Figure dataset records
####################

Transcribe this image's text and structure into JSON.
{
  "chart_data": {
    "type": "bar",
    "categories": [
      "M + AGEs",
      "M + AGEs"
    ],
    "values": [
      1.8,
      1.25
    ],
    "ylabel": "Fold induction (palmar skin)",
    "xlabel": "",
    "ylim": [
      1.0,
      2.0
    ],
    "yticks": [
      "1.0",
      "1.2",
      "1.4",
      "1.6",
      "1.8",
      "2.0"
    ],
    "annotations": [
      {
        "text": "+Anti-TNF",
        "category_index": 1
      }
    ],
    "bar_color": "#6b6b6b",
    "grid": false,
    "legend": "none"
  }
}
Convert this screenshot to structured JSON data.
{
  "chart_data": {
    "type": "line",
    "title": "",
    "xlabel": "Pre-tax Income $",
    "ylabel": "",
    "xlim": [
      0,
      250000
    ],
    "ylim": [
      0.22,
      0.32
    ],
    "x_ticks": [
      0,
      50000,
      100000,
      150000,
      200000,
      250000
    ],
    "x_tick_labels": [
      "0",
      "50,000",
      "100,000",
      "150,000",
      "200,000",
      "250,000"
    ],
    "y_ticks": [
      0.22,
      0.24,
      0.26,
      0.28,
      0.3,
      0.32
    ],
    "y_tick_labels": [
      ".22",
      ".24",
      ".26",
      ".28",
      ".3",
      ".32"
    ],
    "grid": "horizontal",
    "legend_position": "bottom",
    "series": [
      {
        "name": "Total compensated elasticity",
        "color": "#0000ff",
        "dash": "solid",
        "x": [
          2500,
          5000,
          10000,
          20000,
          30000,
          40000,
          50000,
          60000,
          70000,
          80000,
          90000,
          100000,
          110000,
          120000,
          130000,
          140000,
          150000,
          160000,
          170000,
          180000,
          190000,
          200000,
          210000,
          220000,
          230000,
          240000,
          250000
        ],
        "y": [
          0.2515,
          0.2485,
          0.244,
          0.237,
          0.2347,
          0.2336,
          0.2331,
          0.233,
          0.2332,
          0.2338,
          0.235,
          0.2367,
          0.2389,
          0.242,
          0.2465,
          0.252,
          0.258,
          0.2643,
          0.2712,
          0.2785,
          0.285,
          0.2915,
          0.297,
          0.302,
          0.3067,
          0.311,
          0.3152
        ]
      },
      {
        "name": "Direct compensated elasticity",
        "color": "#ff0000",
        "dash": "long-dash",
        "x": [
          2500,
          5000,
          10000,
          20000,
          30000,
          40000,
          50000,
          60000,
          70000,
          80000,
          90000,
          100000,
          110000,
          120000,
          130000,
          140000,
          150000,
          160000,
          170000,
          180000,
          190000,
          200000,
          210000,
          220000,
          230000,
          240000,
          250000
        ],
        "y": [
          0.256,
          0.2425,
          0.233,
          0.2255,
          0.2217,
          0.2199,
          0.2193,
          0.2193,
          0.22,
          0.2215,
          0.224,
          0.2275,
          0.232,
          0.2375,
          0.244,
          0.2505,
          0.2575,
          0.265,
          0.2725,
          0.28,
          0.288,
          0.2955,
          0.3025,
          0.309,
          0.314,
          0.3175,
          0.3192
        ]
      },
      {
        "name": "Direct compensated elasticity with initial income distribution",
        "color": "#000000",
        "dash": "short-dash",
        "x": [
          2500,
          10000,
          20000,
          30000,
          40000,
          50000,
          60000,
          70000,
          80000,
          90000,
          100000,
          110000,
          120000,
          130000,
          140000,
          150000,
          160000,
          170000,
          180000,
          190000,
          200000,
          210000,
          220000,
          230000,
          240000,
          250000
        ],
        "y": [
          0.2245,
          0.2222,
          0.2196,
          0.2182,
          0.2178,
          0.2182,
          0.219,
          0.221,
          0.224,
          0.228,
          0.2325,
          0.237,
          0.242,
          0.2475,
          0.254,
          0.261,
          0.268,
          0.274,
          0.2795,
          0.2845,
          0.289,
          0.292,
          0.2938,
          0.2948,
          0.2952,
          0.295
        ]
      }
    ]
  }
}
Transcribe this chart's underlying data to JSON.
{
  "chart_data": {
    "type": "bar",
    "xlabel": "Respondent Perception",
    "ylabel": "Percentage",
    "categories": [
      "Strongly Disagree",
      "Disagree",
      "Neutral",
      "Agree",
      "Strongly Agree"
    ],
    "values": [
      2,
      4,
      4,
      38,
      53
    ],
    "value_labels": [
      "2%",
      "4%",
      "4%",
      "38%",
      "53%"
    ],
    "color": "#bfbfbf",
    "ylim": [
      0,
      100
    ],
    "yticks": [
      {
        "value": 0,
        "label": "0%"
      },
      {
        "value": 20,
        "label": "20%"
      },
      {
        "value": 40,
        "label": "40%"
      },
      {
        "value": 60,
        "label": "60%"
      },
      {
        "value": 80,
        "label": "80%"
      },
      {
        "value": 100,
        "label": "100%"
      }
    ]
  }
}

####################

Set down the entries verbatim, leaving none out.

FINAL ANSWER ::
Transcribe this image's text and structure into JSON.
{
  "chart_data": {
    "type": "bar",
    "categories": [
      "M + AGEs",
      "M + AGEs"
    ],
    "values": [
      1.8,
      1.25
    ],
    "ylabel": "Fold induction (palmar skin)",
    "xlabel": "",
    "ylim": [
      1.0,
      2.0
    ],
    "yticks": [
      "1.0",
      "1.2",
      "1.4",
      "1.6",
      "1.8",
      "2.0"
    ],
    "annotations": [
      {
        "text": "+Anti-TNF",
        "category_index": 1
      }
    ],
    "bar_color": "#6b6b6b",
    "grid": false,
    "legend": "none"
  }
}
Convert this screenshot to structured JSON data.
{
  "chart_data": {
    "type": "line",
    "title": "",
    "xlabel": "Pre-tax Income $",
    "ylabel": "",
    "xlim": [
      0,
      250000
    ],
    "ylim": [
      0.22,
      0.32
    ],
    "x_ticks": [
      0,
      50000,
      100000,
      150000,
      200000,
      250000
    ],
    "x_tick_labels": [
      "0",
      "50,000",
      "100,000",
      "150,000",
      "200,000",
      "250,000"
    ],
    "y_ticks": [
      0.22,
      0.24,
      0.26,
      0.28,
      0.3,
      0.32
    ],
    "y_tick_labels": [
      ".22",
      ".24",
      ".26",
      ".28",
      ".3",
      ".32"
    ],
    "grid": "horizontal",
    "legend_position": "bottom",
    "series": [
      {
        "name": "Total compensated elasticity",
        "color": "#0000ff",
        "dash": "solid",
        "x": [
          2500,
          5000,
          10000,
          20000,
          30000,
          40000,
          50000,
          60000,
          70000,
          80000,
          90000,
          100000,
          110000,
          120000,
          130000,
          140000,
          150000,
          160000,
          170000,
          180000,
          190000,
          200000,
          210000,
          220000,
          230000,
          240000,
          250000
        ],
        "y": [
          0.2515,
          0.2485,
          0.244,
          0.237,
          0.2347,
          0.2336,
          0.2331,
          0.233,
          0.2332,
          0.2338,
          0.235,
          0.2367,
          0.2389,
          0.242,
          0.2465,
          0.252,
          0.258,
          0.2643,
          0.2712,
          0.2785,
          0.285,
          0.2915,
          0.297,
          0.302,
          0.3067,
          0.311,
          0.3152
        ]
      },
      {
        "name": "Direct compensated elasticity",
        "color": "#ff0000",
        "dash": "long-dash",
        "x": [
          2500,
          5000,
          10000,
          20000,
          30000,
          40000,
          50000,
          60000,
          70000,
          80000,
          90000,
          100000,
          110000,
          120000,
          130000,
          140000,
          150000,
          160000,
          170000,
          180000,
          190000,
          200000,
          210000,
          220000,
          230000,
          240000,
          250000
        ],
        "y": [
          0.256,
          0.2425,
          0.233,
          0.2255,
          0.2217,
          0.2199,
          0.2193,
          0.2193,
          0.22,
          0.2215,
          0.224,
          0.2275,
          0.232,
          0.2375,
          0.244,
          0.2505,
          0.2575,
          0.265,
          0.2725,
          0.28,
          0.288,
          0.2955,
          0.3025,
          0.309,
          0.314,
          0.3175,
          0.3192
        ]
      },
      {
        "name": "Direct compensated elasticity with initial income distribution",
        "color": "#000000",
        "dash": "short-dash",
        "x": [
          2500,
          10000,
          20000,
          30000,
          40000,
          50000,
          60000,
          70000,
          80000,
          90000,
          100000,
          110000,
          120000,
          130000,
          140000,
          150000,
          160000,
          170000,
          180000,
          190000,
          200000,
          210000,
          220000,
          230000,
          240000,
          250000
        ],
        "y": [
          0.2245,
          0.2222,
          0.2196,
          0.2182,
          0.2178,
          0.2182,
          0.219,
          0.221,
          0.224,
          0.228,
          0.2325,
          0.237,
          0.242,
          0.2475,
          0.254,
          0.261,
          0.268,
          0.274,
          0.2795,
          0.2845,
          0.289,
          0.292,
          0.2938,
          0.2948,
          0.2952,
          0.295
        ]
      }
    ]
  }
}
Transcribe this chart's underlying data to JSON.
{
  "chart_data": {
    "type": "bar",
    "xlabel": "Respondent Perception",
    "ylabel": "Percentage",
    "categories": [
      "Strongly Disagree",
      "Disagree",
      "Neutral",
      "Agree",
      "Strongly Agree"
    ],
    "values": [
      2,
      4,
      4,
      38,
      53
    ],
    "value_labels": [
      "2%",
      "4%",
      "4%",
      "38%",
      "53%"
    ],
    "color": "#bfbfbf",
    "ylim": [
      0,
      100
    ],
    "yticks": [
      {
        "value": 0,
        "label": "0%"
      },
      {
        "value": 20,
        "label": "20%"
      },
      {
        "value": 40,
        "label": "40%"
      },
      {
        "value": 60,
        "label": "60%"
      },
      {
        "value": 80,
        "label": "80%"
      },
      {
        "value": 100,
        "label": "100%"
      }
    ]
  }
}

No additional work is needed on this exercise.